- _DATA LISTING_:
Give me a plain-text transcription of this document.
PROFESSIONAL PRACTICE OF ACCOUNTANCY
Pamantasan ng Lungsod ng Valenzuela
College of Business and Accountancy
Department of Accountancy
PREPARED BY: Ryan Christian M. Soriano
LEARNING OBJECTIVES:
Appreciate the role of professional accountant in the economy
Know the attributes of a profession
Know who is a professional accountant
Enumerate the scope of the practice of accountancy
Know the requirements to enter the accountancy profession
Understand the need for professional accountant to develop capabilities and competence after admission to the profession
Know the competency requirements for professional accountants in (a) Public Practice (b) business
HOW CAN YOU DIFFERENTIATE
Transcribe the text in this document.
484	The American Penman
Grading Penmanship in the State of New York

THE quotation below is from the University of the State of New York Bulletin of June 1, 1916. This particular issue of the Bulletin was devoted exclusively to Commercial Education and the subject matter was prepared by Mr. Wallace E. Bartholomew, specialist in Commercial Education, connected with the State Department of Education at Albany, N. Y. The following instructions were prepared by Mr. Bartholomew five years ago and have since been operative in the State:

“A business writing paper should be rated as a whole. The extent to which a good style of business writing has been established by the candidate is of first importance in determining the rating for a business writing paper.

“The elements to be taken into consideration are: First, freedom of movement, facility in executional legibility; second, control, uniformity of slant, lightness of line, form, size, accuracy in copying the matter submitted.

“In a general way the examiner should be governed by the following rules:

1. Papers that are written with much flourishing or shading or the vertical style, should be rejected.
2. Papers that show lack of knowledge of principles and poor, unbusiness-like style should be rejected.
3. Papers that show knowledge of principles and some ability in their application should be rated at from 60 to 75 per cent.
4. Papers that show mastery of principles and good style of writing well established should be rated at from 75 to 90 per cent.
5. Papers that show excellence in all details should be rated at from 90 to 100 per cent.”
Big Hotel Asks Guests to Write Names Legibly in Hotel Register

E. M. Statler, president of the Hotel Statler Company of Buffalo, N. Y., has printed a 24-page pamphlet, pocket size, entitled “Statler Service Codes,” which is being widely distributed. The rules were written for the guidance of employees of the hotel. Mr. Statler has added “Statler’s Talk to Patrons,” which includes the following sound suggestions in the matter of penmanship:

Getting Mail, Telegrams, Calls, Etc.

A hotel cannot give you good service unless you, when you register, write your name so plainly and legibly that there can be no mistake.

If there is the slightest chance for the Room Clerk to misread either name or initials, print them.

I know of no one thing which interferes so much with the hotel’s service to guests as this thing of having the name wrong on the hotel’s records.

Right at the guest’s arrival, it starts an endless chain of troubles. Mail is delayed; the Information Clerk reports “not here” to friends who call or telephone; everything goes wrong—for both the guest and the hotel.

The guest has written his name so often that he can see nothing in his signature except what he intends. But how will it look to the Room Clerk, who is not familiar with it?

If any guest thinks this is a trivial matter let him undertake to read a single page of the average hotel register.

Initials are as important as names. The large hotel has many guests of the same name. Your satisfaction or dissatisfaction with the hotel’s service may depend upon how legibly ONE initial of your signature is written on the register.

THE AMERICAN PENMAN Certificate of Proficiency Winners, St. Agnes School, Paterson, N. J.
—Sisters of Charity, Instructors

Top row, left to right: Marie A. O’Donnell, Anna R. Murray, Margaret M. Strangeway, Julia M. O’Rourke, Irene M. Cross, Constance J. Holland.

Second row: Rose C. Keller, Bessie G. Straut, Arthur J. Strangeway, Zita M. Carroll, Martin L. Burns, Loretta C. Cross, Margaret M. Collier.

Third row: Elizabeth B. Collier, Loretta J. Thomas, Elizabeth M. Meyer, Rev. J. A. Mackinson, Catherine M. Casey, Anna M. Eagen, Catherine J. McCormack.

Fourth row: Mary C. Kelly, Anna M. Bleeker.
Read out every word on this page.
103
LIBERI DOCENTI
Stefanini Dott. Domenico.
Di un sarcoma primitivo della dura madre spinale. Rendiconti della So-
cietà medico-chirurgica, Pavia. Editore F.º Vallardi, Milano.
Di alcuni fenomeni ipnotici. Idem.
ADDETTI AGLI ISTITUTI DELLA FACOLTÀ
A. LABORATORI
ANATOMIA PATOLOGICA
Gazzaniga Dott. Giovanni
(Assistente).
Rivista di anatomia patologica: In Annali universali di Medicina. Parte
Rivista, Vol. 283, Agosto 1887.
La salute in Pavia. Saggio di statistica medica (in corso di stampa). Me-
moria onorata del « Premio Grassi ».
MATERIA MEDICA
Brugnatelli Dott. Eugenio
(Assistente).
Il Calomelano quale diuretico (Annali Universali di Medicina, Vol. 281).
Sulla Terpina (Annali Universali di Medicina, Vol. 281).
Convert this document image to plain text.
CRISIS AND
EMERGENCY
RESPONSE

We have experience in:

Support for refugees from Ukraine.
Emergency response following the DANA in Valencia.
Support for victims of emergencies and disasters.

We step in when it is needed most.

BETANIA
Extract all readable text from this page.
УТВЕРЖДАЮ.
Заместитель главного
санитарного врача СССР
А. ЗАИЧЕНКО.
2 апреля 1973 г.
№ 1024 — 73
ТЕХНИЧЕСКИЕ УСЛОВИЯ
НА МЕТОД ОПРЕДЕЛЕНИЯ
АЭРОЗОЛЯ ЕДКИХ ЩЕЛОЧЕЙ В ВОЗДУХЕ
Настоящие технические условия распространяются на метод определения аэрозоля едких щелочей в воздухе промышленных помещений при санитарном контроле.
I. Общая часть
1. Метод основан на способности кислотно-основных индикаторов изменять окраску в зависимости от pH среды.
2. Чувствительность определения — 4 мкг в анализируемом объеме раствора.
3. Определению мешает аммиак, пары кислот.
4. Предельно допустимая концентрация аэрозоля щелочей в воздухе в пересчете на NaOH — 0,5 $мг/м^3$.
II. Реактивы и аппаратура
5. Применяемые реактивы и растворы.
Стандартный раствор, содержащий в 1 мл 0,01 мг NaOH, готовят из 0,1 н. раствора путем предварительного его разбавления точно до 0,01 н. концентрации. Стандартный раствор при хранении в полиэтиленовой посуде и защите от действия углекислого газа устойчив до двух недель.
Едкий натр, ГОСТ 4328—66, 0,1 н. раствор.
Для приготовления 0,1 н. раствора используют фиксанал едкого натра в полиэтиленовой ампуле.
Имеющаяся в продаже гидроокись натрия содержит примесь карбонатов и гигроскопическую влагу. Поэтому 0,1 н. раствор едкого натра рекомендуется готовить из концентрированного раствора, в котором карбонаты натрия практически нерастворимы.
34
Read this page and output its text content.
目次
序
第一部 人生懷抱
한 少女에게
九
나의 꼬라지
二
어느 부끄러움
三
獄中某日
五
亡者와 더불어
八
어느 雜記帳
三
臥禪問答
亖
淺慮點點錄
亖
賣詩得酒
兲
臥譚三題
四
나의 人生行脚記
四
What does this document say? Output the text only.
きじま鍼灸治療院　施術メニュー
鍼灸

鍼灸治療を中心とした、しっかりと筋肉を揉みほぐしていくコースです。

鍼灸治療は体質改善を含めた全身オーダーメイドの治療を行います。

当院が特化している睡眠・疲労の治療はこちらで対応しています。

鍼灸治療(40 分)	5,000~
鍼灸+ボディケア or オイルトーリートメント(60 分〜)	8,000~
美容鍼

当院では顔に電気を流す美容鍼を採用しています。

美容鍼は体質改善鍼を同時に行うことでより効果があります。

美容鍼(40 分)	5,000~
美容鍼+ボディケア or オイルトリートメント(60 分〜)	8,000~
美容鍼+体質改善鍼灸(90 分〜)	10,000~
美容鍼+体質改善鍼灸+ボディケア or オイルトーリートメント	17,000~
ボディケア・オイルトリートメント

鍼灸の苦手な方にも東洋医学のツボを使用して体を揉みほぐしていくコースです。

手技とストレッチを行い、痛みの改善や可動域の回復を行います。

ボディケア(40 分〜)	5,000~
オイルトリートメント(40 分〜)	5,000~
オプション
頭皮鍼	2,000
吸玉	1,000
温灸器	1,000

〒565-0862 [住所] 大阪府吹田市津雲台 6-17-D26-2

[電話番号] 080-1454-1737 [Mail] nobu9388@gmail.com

- _WHAT YOU SHOULD DO_: List the lines of the entries that include "Room".

- _EXPECTED ANSWER_:
If there is the slightest chance for the Room Clerk to misread either name or initials, print them.
The guest has written his name so often that he can see nothing in his signature except what he intends. But how will it look to the Room Clerk, who is not familiar with it?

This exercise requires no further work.